__Exercise objective__. Starting with the line that contains "Reverse-engineer this chart into JSON.", set down each line through the end of the entries below, exactly and with nothing added.

__Working data__.
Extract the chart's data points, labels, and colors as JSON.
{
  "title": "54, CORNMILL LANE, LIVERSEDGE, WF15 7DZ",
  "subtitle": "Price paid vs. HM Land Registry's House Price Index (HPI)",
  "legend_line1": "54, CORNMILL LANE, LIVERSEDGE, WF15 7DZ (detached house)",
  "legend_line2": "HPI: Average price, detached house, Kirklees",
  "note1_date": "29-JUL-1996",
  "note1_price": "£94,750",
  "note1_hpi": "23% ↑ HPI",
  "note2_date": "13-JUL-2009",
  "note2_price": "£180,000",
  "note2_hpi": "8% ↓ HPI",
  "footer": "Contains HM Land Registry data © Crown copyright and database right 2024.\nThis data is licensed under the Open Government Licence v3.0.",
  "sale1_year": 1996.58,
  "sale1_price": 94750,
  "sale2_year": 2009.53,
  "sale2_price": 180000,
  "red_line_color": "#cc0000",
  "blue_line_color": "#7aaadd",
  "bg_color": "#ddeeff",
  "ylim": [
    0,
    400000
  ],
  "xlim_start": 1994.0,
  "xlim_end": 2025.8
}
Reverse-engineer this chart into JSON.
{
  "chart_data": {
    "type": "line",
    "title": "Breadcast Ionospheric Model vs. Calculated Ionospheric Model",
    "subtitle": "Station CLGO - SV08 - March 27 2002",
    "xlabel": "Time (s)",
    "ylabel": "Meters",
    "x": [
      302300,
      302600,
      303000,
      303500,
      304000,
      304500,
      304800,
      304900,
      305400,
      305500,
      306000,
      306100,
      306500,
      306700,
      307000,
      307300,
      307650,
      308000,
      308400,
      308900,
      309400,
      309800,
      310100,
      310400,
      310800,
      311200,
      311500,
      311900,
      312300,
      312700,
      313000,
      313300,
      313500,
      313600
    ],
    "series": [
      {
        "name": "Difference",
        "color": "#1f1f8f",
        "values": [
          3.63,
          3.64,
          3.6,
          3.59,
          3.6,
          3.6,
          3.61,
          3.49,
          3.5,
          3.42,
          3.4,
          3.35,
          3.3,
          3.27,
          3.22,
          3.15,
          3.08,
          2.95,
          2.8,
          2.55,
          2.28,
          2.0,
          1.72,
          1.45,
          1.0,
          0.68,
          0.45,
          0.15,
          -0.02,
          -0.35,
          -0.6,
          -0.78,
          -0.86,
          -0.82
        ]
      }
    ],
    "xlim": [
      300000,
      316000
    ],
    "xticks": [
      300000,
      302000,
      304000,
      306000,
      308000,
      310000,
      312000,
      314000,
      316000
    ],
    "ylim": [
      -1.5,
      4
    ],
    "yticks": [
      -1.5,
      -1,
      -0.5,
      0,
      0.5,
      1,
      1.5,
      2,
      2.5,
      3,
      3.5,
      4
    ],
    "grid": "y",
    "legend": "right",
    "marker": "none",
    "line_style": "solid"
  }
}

__Exercise result__.
Reverse-engineer this chart into JSON.
{
  "chart_data": {
    "type": "line",
    "title": "Breadcast Ionospheric Model vs. Calculated Ionospheric Model",
    "subtitle": "Station CLGO - SV08 - March 27 2002",
    "xlabel": "Time (s)",
    "ylabel": "Meters",
    "x": [
      302300,
      302600,
      303000,
      303500,
      304000,
      304500,
      304800,
      304900,
      305400,
      305500,
      306000,
      306100,
      306500,
      306700,
      307000,
      307300,
      307650,
      308000,
      308400,
      308900,
      309400,
      309800,
      310100,
      310400,
      310800,
      311200,
      311500,
      311900,
      312300,
      312700,
      313000,
      313300,
      313500,
      313600
    ],
    "series": [
      {
        "name": "Difference",
        "color": "#1f1f8f",
        "values": [
          3.63,
          3.64,
          3.6,
          3.59,
          3.6,
          3.6,
          3.61,
          3.49,
          3.5,
          3.42,
          3.4,
          3.35,
          3.3,
          3.27,
          3.22,
          3.15,
          3.08,
          2.95,
          2.8,
          2.55,
          2.28,
          2.0,
          1.72,
          1.45,
          1.0,
          0.68,
          0.45,
          0.15,
          -0.02,
          -0.35,
          -0.6,
          -0.78,
          -0.86,
          -0.82
        ]
      }
    ],
    "xlim": [
      300000,
      316000
    ],
    "xticks": [
      300000,
      302000,
      304000,
      306000,
      308000,
      310000,
      312000,
      314000,
      316000
    ],
    "ylim": [
      -1.5,
      4
    ],
    "yticks": [
      -1.5,
      -1,
      -0.5,
      0,
      0.5,
      1,
      1.5,
      2,
      2.5,
      3,
      3.5,
      4
    ],
    "grid": "y",
    "legend": "right",
    "marker": "none",
    "line_style": "solid"
  }
}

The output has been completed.